_Exercise aim_
Below is a listing to write out in full, exactly as given, without its pictures.

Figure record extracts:

* * * * *

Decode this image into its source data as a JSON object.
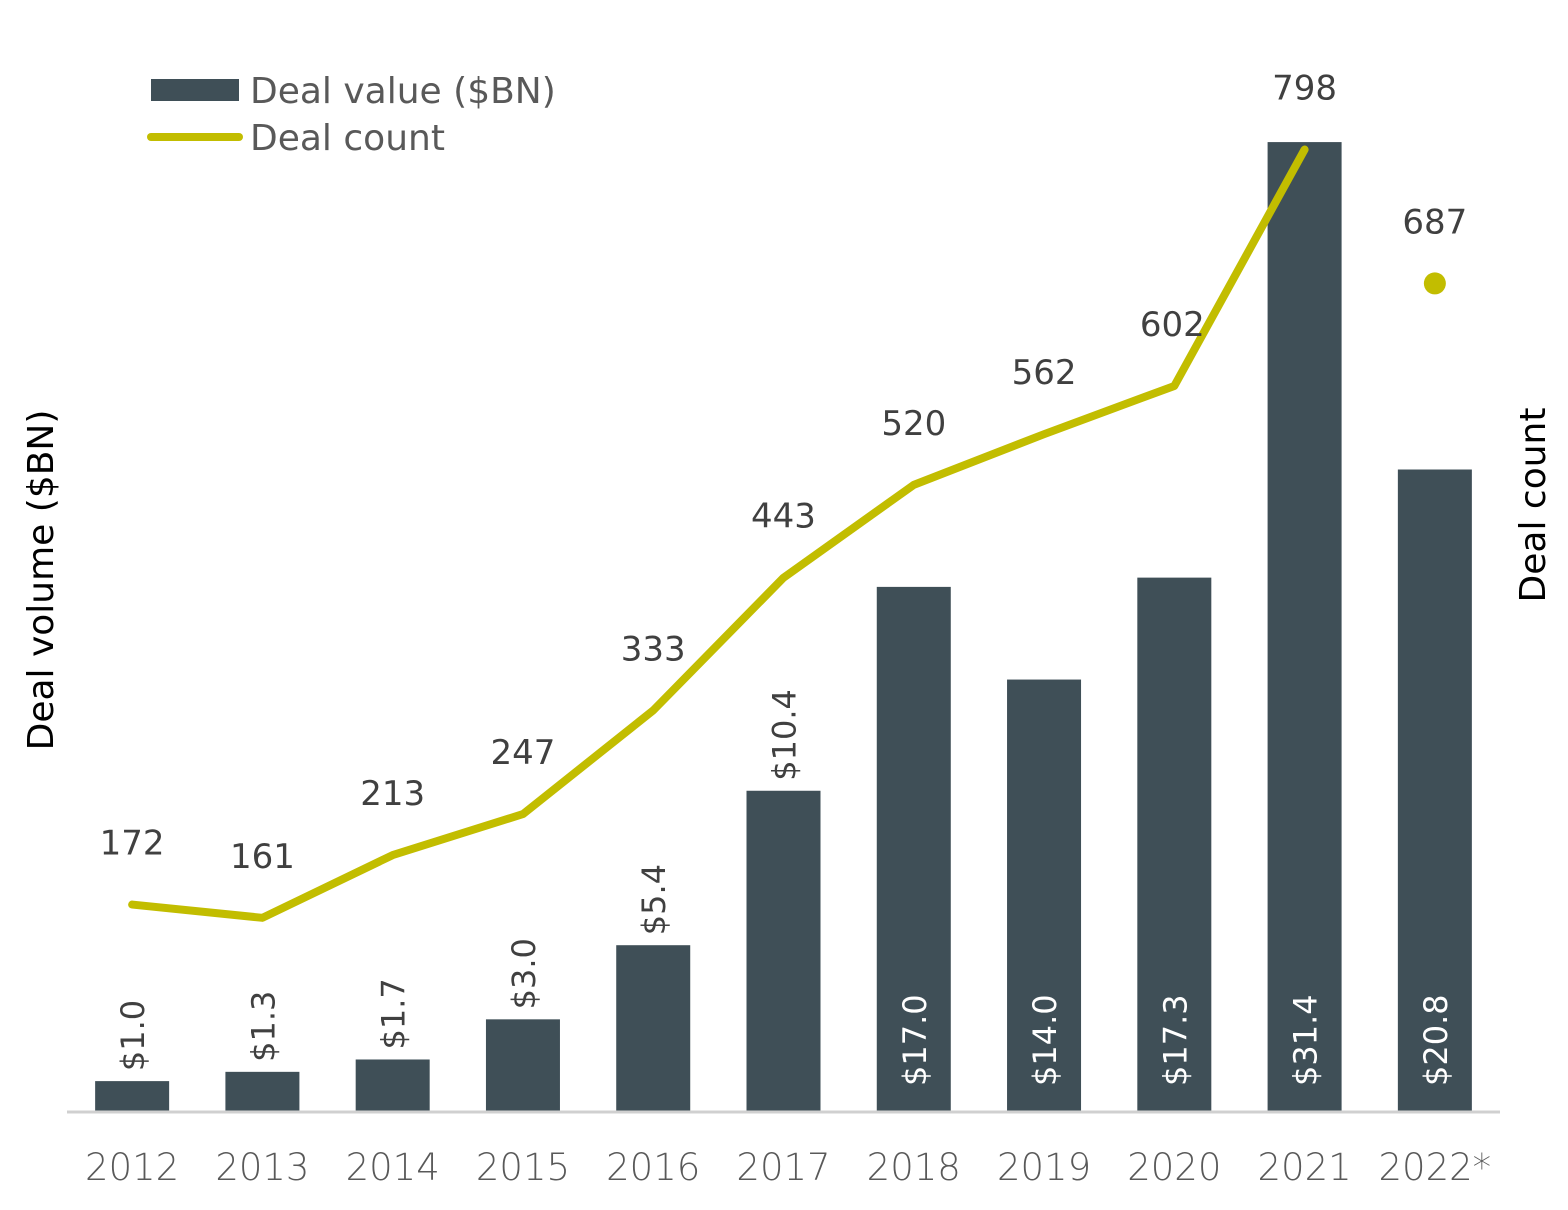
{
  "chart_data": {
    "type": "bar+line",
    "categories": [
      "2012",
      "2013",
      "2014",
      "2015",
      "2016",
      "2017",
      "2018",
      "2019",
      "2020",
      "2021",
      "2022*"
    ],
    "series": [
      {
        "name": "Deal value ($BN)",
        "type": "bar",
        "axis": "left",
        "color": "#3f4f57",
        "values": [
          1.0,
          1.3,
          1.7,
          3.0,
          5.4,
          10.4,
          17.0,
          14.0,
          17.3,
          31.4,
          20.8
        ],
        "labels": [
          "$1.0",
          "$1.3",
          "$1.7",
          "$3.0",
          "$5.4",
          "$10.4",
          "$17.0",
          "$14.0",
          "$17.3",
          "$31.4",
          "$20.8"
        ]
      },
      {
        "name": "Deal count",
        "type": "line",
        "axis": "right",
        "color": "#c2bd00",
        "values": [
          172,
          161,
          213,
          247,
          333,
          443,
          520,
          562,
          602,
          798,
          687
        ],
        "last_point_as_marker_only": true
      }
    ],
    "ylabel": "Deal volume ($BN)",
    "y2label": "Deal count",
    "ylim": [
      0,
      36
    ],
    "y2lim": [
      0,
      922
    ],
    "grid": false,
    "legend": "top-left"
  }
}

* * * * *

_Finished exercise_
Decode this image into its source data as a JSON object.
{
  "chart_data": {
    "type": "bar+line",
    "categories": [
      "2012",
      "2013",
      "2014",
      "2015",
      "2016",
      "2017",
      "2018",
      "2019",
      "2020",
      "2021",
      "2022*"
    ],
    "series": [
      {
        "name": "Deal value ($BN)",
        "type": "bar",
        "axis": "left",
        "color": "#3f4f57",
        "values": [
          1.0,
          1.3,
          1.7,
          3.0,
          5.4,
          10.4,
          17.0,
          14.0,
          17.3,
          31.4,
          20.8
        ],
        "labels": [
          "$1.0",
          "$1.3",
          "$1.7",
          "$3.0",
          "$5.4",
          "$10.4",
          "$17.0",
          "$14.0",
          "$17.3",
          "$31.4",
          "$20.8"
        ]
      },
      {
        "name": "Deal count",
        "type": "line",
        "axis": "right",
        "color": "#c2bd00",
        "values": [
          172,
          161,
          213,
          247,
          333,
          443,
          520,
          562,
          602,
          798,
          687
        ],
        "last_point_as_marker_only": true
      }
    ],
    "ylabel": "Deal volume ($BN)",
    "y2label": "Deal count",
    "ylim": [
      0,
      36
    ],
    "y2lim": [
      0,
      922
    ],
    "grid": false,
    "legend": "top-left"
  }
}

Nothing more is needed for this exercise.